==== DATASET EXTRACT ====
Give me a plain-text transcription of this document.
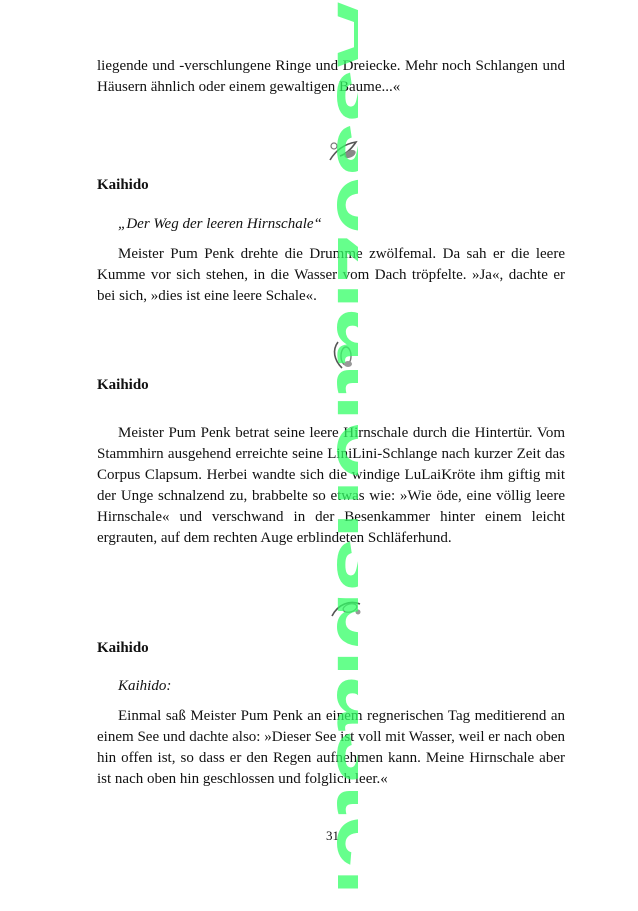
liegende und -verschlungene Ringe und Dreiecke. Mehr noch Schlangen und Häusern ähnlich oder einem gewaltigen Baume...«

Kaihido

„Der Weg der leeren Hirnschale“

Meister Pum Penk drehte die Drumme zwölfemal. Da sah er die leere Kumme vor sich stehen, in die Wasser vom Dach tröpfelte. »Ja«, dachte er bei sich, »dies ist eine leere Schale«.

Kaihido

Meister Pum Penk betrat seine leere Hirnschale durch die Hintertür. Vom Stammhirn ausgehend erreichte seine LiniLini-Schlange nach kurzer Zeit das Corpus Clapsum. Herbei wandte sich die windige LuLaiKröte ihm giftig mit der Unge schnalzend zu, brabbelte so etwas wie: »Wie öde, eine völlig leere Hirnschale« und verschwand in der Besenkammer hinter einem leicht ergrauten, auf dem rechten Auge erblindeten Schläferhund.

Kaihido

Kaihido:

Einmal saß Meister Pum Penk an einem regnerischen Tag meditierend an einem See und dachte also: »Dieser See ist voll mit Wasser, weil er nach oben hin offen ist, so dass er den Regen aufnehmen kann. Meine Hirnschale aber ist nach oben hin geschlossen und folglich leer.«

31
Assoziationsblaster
====
==== DATASET EXTRACT ====
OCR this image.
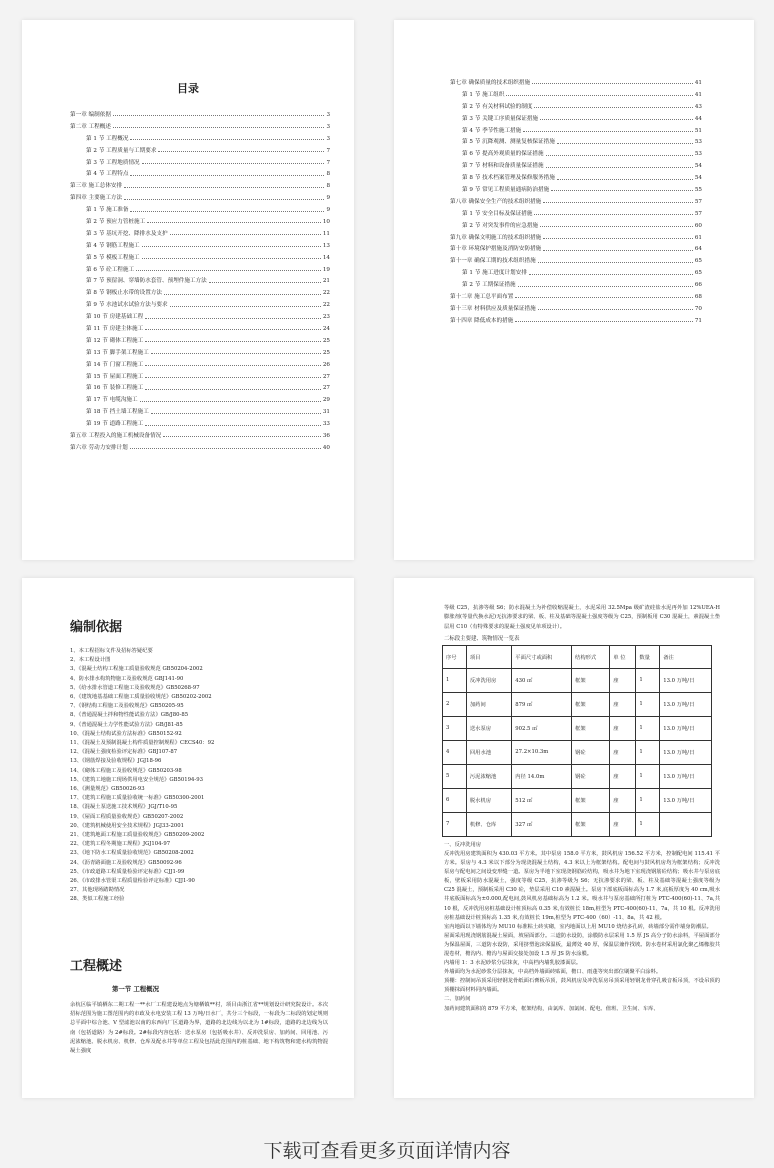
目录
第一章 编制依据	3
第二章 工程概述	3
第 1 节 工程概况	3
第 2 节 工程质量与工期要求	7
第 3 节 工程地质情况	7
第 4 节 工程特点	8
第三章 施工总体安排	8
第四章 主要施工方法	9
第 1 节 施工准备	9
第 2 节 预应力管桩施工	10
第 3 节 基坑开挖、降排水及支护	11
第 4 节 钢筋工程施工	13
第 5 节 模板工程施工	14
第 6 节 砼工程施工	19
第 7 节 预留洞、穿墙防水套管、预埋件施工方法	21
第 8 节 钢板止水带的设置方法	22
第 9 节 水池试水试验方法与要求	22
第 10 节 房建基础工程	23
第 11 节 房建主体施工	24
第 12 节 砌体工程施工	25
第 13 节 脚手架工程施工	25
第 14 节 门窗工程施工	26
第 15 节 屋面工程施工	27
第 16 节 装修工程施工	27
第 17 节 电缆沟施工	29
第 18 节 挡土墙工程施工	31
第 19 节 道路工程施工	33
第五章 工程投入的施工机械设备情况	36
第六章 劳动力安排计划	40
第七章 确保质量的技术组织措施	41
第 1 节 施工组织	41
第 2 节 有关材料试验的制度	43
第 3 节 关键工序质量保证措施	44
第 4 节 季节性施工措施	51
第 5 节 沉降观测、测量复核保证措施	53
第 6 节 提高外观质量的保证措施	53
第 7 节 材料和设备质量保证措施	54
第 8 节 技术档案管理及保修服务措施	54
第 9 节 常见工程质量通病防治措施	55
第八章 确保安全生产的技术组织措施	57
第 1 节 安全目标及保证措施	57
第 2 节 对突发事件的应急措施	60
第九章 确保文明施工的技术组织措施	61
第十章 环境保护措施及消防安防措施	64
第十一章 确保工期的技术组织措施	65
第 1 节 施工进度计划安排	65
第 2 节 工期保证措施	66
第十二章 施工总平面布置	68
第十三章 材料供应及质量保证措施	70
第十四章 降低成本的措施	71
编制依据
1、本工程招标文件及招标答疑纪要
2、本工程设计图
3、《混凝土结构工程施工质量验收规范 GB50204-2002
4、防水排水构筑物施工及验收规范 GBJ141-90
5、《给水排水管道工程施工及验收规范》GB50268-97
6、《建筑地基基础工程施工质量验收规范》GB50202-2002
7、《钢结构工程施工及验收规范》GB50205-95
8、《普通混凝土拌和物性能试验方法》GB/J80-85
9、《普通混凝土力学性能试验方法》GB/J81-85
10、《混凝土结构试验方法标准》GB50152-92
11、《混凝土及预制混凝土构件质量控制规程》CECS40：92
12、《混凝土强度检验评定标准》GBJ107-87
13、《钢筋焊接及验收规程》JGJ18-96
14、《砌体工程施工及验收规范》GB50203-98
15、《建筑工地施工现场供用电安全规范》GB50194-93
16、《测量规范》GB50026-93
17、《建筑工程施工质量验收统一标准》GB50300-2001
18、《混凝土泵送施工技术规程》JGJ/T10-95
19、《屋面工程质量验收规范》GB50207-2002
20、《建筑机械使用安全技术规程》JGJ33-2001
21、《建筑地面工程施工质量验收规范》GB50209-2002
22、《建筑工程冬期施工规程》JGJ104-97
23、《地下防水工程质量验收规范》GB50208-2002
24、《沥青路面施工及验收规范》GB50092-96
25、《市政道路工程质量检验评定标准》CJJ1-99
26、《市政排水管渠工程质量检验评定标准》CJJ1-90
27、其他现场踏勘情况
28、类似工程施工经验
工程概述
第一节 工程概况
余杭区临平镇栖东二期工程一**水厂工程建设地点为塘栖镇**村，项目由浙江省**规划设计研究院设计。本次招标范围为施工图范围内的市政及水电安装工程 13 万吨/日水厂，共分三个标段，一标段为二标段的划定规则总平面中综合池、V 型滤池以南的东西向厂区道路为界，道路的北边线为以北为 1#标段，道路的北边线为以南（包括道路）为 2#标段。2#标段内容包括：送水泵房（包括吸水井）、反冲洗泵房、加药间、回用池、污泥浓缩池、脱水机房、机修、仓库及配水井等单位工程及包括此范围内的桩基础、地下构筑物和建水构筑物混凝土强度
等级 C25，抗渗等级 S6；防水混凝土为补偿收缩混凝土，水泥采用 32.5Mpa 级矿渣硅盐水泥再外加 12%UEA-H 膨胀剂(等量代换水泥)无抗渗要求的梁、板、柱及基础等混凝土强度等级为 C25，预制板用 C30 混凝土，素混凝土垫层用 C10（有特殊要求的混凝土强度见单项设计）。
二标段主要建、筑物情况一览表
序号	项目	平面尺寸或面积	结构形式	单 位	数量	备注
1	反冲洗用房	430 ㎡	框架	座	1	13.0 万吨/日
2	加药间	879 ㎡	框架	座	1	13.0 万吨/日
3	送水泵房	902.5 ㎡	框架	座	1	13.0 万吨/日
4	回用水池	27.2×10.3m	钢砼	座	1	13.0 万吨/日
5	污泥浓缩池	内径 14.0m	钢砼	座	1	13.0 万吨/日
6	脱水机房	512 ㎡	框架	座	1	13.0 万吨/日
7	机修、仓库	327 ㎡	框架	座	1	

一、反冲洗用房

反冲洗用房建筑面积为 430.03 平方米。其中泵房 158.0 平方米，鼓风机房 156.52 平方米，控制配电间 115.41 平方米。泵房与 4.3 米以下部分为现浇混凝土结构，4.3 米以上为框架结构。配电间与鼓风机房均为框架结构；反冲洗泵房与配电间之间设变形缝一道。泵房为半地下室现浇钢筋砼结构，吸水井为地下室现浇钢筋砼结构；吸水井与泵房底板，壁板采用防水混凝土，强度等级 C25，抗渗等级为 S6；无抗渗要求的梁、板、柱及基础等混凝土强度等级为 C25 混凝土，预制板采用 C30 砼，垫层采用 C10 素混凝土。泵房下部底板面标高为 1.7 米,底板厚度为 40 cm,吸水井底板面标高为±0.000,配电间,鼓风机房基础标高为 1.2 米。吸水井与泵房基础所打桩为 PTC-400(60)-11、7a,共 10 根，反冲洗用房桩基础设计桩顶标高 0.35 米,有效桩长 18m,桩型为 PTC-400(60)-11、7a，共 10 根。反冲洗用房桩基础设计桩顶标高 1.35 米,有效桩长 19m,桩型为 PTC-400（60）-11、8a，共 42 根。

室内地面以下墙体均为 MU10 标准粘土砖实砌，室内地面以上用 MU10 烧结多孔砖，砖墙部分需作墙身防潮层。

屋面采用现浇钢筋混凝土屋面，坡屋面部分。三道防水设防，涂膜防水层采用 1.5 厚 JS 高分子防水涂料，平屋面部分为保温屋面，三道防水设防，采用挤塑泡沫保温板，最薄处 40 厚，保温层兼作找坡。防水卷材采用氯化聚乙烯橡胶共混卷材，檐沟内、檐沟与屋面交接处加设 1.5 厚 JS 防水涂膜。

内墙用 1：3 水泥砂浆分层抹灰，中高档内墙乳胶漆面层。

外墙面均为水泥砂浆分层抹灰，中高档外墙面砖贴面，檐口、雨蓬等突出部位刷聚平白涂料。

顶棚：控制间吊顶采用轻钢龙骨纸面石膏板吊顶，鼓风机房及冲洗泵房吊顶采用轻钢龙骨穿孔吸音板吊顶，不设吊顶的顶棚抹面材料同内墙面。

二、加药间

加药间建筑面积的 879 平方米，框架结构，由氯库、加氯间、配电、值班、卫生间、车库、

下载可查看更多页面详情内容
====
Check every line of the data above for the string "Wasser", and copy those that have it.

Meister Pum Penk drehte die Drumme zwölfemal. Da sah er die leere Kumme vor sich stehen, in die Wasser vom Dach tröpfelte. »Ja«, dachte er bei sich, »dies ist eine leere Schale«.
Einmal saß Meister Pum Penk an einem regnerischen Tag meditierend an einem See und dachte also: »Dieser See ist voll mit Wasser, weil er nach oben hin offen ist, so dass er den Regen aufnehmen kann. Meine Hirnschale aber ist nach oben hin geschlossen und folglich leer.«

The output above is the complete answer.